[start]
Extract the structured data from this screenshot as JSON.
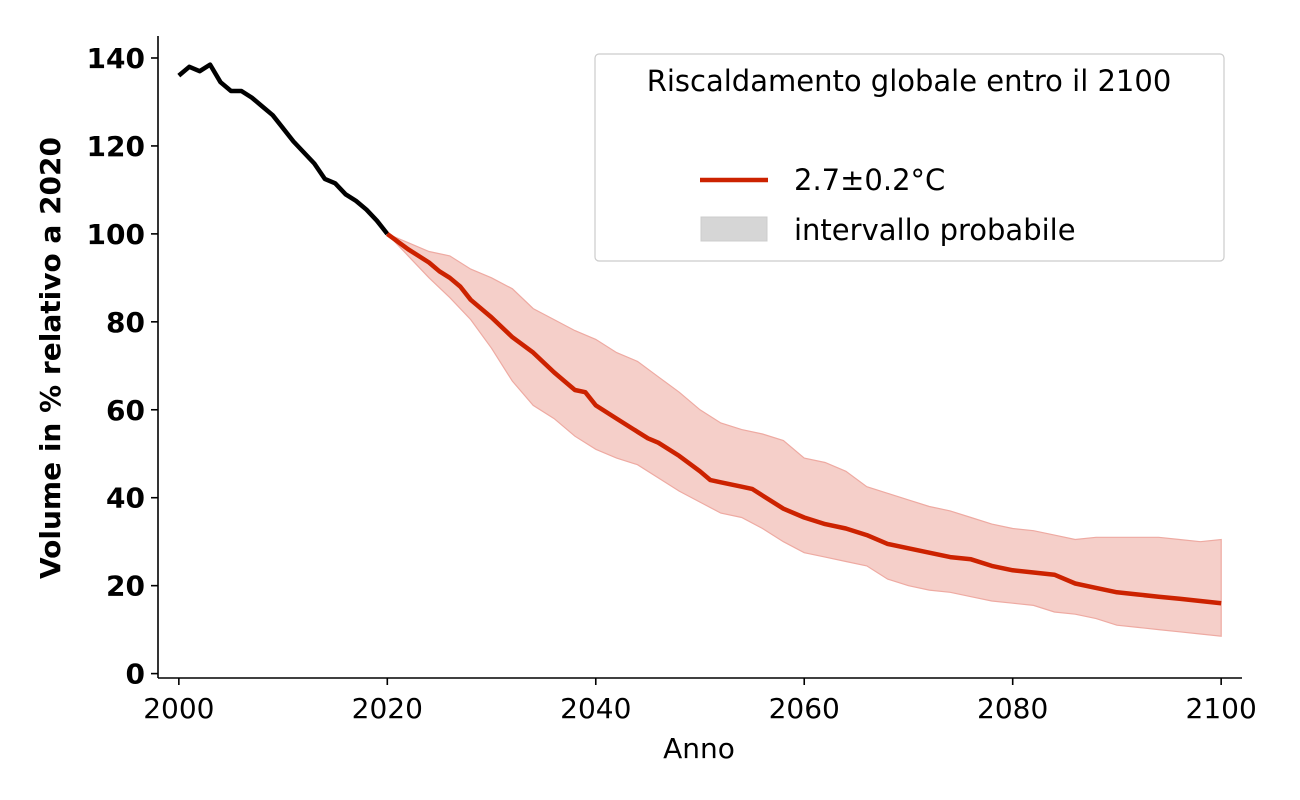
{
  "chart_data": {
    "type": "line",
    "xlabel": "Anno",
    "ylabel": "Volume in % relativo a 2020",
    "xlim": [
      1998,
      2102
    ],
    "ylim": [
      -1,
      145
    ],
    "xticks": [
      2000,
      2020,
      2040,
      2060,
      2080,
      2100
    ],
    "yticks": [
      0,
      20,
      40,
      60,
      80,
      100,
      120,
      140
    ],
    "grid": false,
    "legend": {
      "title": "Riscaldamento globale entro il 2100",
      "placement": "top-right",
      "entries": [
        {
          "label": "2.7±0.2°C",
          "kind": "line"
        },
        {
          "label": "intervallo probabile",
          "kind": "patch"
        }
      ]
    },
    "colors": {
      "historical": "#000000",
      "projection": "#cc2200",
      "band_fill": "#f5cfc9",
      "band_edge": "#eeaaa2",
      "legend_patch": "#d6d6d6",
      "legend_border": "#cccccc"
    },
    "series": [
      {
        "name": "historical",
        "x": [
          2000,
          2001,
          2002,
          2003,
          2004,
          2005,
          2006,
          2007,
          2008,
          2009,
          2010,
          2011,
          2012,
          2013,
          2014,
          2015,
          2016,
          2017,
          2018,
          2019,
          2020
        ],
        "values": [
          136,
          138,
          137,
          138.5,
          134.5,
          132.5,
          132.5,
          131,
          129,
          127,
          124,
          121,
          118.5,
          116,
          112.5,
          111.5,
          109,
          107.5,
          105.5,
          103,
          100
        ]
      },
      {
        "name": "2.7±0.2°C",
        "x": [
          2020,
          2022,
          2024,
          2025,
          2026,
          2027,
          2028,
          2030,
          2032,
          2034,
          2036,
          2038,
          2039,
          2040,
          2042,
          2044,
          2045,
          2046,
          2048,
          2050,
          2051,
          2052,
          2054,
          2055,
          2056,
          2058,
          2060,
          2062,
          2064,
          2066,
          2068,
          2070,
          2072,
          2074,
          2076,
          2078,
          2080,
          2082,
          2084,
          2086,
          2088,
          2090,
          2092,
          2094,
          2096,
          2098,
          2100
        ],
        "values": [
          100,
          96.5,
          93.5,
          91.5,
          90,
          88,
          85,
          81,
          76.5,
          73,
          68.5,
          64.5,
          64,
          61,
          58,
          55,
          53.5,
          52.5,
          49.5,
          46,
          44,
          43.5,
          42.5,
          42,
          40.5,
          37.5,
          35.5,
          34,
          33,
          31.5,
          29.5,
          28.5,
          27.5,
          26.5,
          26,
          24.5,
          23.5,
          23,
          22.5,
          20.5,
          19.5,
          18.5,
          18,
          17.5,
          17,
          16.5,
          16
        ]
      },
      {
        "name": "intervallo probabile",
        "x": [
          2020,
          2022,
          2024,
          2026,
          2028,
          2030,
          2032,
          2034,
          2036,
          2038,
          2040,
          2042,
          2044,
          2046,
          2048,
          2050,
          2052,
          2054,
          2056,
          2058,
          2060,
          2062,
          2064,
          2066,
          2068,
          2070,
          2072,
          2074,
          2076,
          2078,
          2080,
          2082,
          2084,
          2086,
          2088,
          2090,
          2092,
          2094,
          2096,
          2098,
          2100
        ],
        "upper": [
          100,
          98,
          96,
          95,
          92,
          90,
          87.5,
          83,
          80.5,
          78,
          76,
          73,
          71,
          67.5,
          64,
          60,
          57,
          55.5,
          54.5,
          53,
          49,
          48,
          46,
          42.5,
          41,
          39.5,
          38,
          37,
          35.5,
          34,
          33,
          32.5,
          31.5,
          30.5,
          31,
          31,
          31,
          31,
          30.5,
          30,
          30.5
        ],
        "lower": [
          100,
          95,
          90,
          85.5,
          80.5,
          74,
          66.5,
          61,
          58,
          54,
          51,
          49,
          47.5,
          44.5,
          41.5,
          39,
          36.5,
          35.5,
          33,
          30,
          27.5,
          26.5,
          25.5,
          24.5,
          21.5,
          20,
          19,
          18.5,
          17.5,
          16.5,
          16,
          15.5,
          14,
          13.5,
          12.5,
          11,
          10.5,
          10,
          9.5,
          9,
          8.5
        ]
      }
    ]
  }
}
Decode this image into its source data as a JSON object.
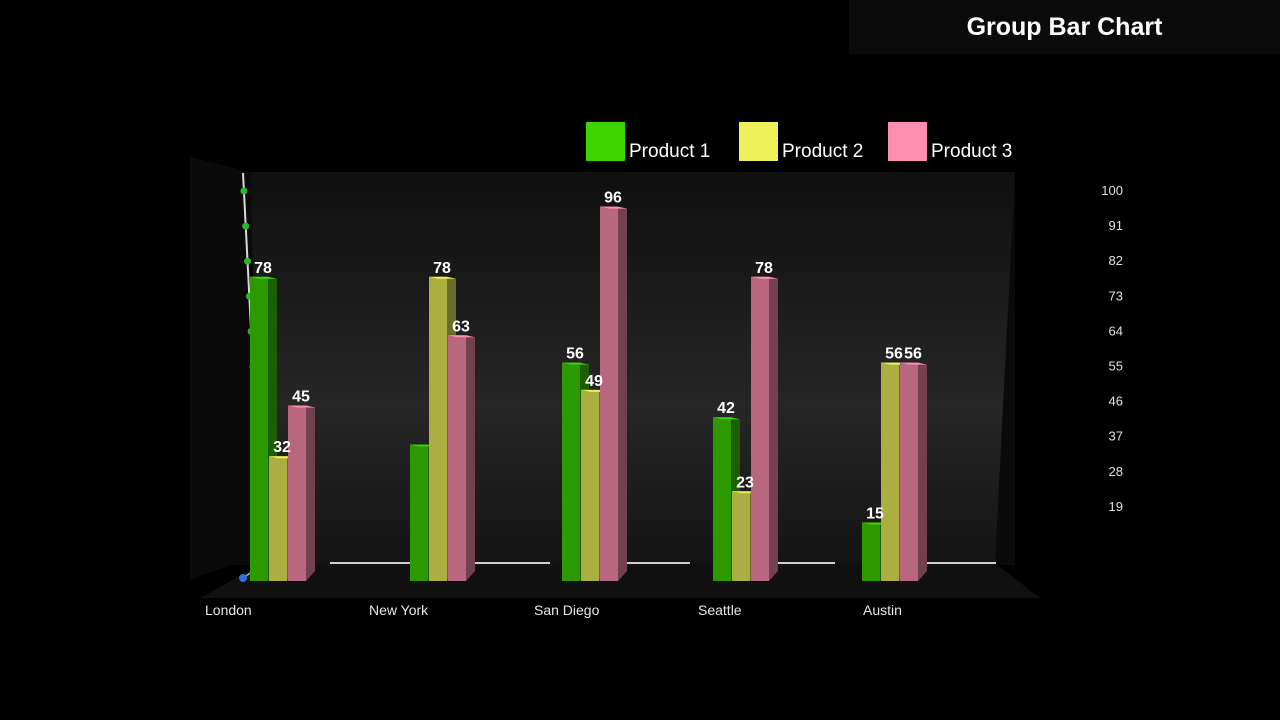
{
  "title": "Group Bar Chart",
  "chart_data": {
    "type": "bar",
    "title": "Group Bar Chart",
    "categories": [
      "London",
      "New York",
      "San Diego",
      "Seattle",
      "Austin"
    ],
    "series": [
      {
        "name": "Product 1",
        "color": "#3fd400",
        "values": [
          78,
          35,
          56,
          42,
          15
        ]
      },
      {
        "name": "Product 2",
        "color": "#eef15a",
        "values": [
          32,
          78,
          49,
          23,
          56
        ]
      },
      {
        "name": "Product 3",
        "color": "#ff8fb0",
        "values": [
          45,
          63,
          96,
          78,
          56
        ]
      }
    ],
    "data_labels": [
      [
        "78",
        "",
        "56",
        "42",
        "15"
      ],
      [
        "32",
        "78",
        "49",
        "23",
        "56"
      ],
      [
        "45",
        "63",
        "96",
        "78",
        "56"
      ]
    ],
    "y_ticks": [
      100,
      91,
      82,
      73,
      64,
      55,
      46,
      37,
      28,
      19
    ],
    "ylim": [
      0,
      100
    ],
    "legend_position": "top",
    "grid": false
  }
}
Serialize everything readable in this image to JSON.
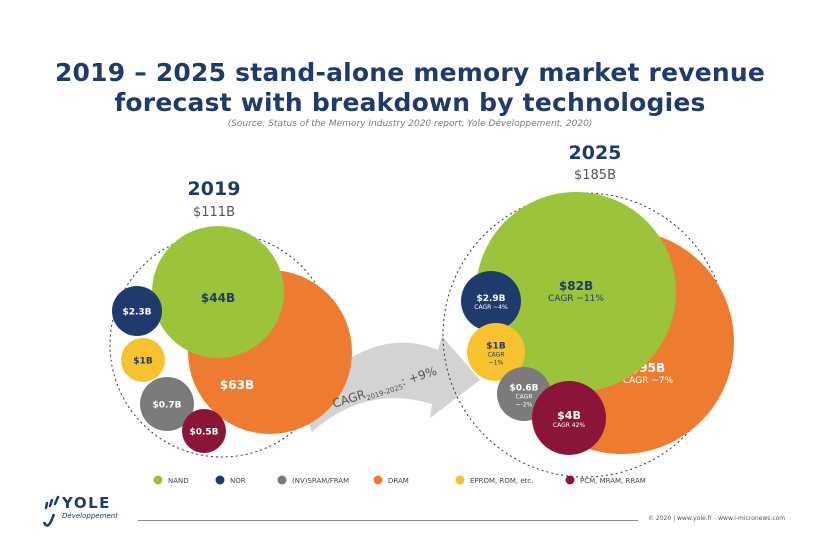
{
  "title": {
    "line1": "2019 – 2025 stand-alone memory market revenue",
    "line2": "forecast with breakdown by technologies"
  },
  "source": "(Source: Status of the Memory Industry 2020 report, Yole Développement, 2020)",
  "chart_data": {
    "type": "bubble",
    "title": "2019 – 2025 stand-alone memory market revenue forecast with breakdown by technologies",
    "unit": "$B",
    "groups": [
      {
        "year": "2019",
        "total_label": "$111B",
        "total": 111,
        "segments": [
          {
            "tech": "DRAM",
            "value": 63,
            "label": "$63B",
            "cagr": ""
          },
          {
            "tech": "NAND",
            "value": 44,
            "label": "$44B",
            "cagr": ""
          },
          {
            "tech": "NOR",
            "value": 2.3,
            "label": "$2.3B",
            "cagr": ""
          },
          {
            "tech": "EPROM, ROM, etc.",
            "value": 1,
            "label": "$1B",
            "cagr": ""
          },
          {
            "tech": "(NV)SRAM/FRAM",
            "value": 0.7,
            "label": "$0.7B",
            "cagr": ""
          },
          {
            "tech": "PCM, MRAM, RRAM",
            "value": 0.5,
            "label": "$0.5B",
            "cagr": ""
          }
        ]
      },
      {
        "year": "2025",
        "total_label": "$185B",
        "total": 185,
        "segments": [
          {
            "tech": "DRAM",
            "value": 95,
            "label": "$95B",
            "cagr": "CAGR ~7%"
          },
          {
            "tech": "NAND",
            "value": 82,
            "label": "$82B",
            "cagr": "CAGR ~11%"
          },
          {
            "tech": "NOR",
            "value": 2.9,
            "label": "$2.9B",
            "cagr": "CAGR ~4%"
          },
          {
            "tech": "EPROM, ROM, etc.",
            "value": 1,
            "label": "$1B",
            "cagr_lines": [
              "CAGR",
              "~1%"
            ]
          },
          {
            "tech": "(NV)SRAM/FRAM",
            "value": 0.6,
            "label": "$0.6B",
            "cagr_lines": [
              "CAGR",
              "~-2%"
            ]
          },
          {
            "tech": "PCM, MRAM, RRAM",
            "value": 4,
            "label": "$4B",
            "cagr": "CAGR 42%"
          }
        ]
      }
    ],
    "overall_cagr": {
      "prefix": "CAGR",
      "subscript": "2019-2025",
      "suffix": ": +9%"
    },
    "legend": [
      {
        "name": "NAND",
        "color": "#9cc43b"
      },
      {
        "name": "NOR",
        "color": "#1f3a6d"
      },
      {
        "name": "(NV)SRAM/FRAM",
        "color": "#7b7b7b"
      },
      {
        "name": "DRAM",
        "color": "#ee7c30"
      },
      {
        "name": "EPROM, ROM, etc.",
        "color": "#f8c12e"
      },
      {
        "name": "PCM, MRAM, RRAM",
        "color": "#8b1538"
      }
    ]
  },
  "colors": {
    "NAND": "#9cc43b",
    "DRAM": "#ee7c30",
    "NOR": "#1f3a6d",
    "EPROM": "#f8c12e",
    "SRAM": "#7b7b7b",
    "PCM": "#8b1538",
    "title": "#1f3a6d",
    "arrow": "#d3d3d3"
  },
  "footer": {
    "copyright": "© 2020 | www.yole.fr - www.i-micronews.com",
    "logo_main": "YOLE",
    "logo_sub": "Développement"
  }
}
[end]
● Goal:
Scan the material above for the string "DRAM" and report each line where you find it.

● Exercise result:
            "tech": "DRAM",
            "tech": "DRAM",
        "name": "DRAM",
    "DRAM": "#ee7c30",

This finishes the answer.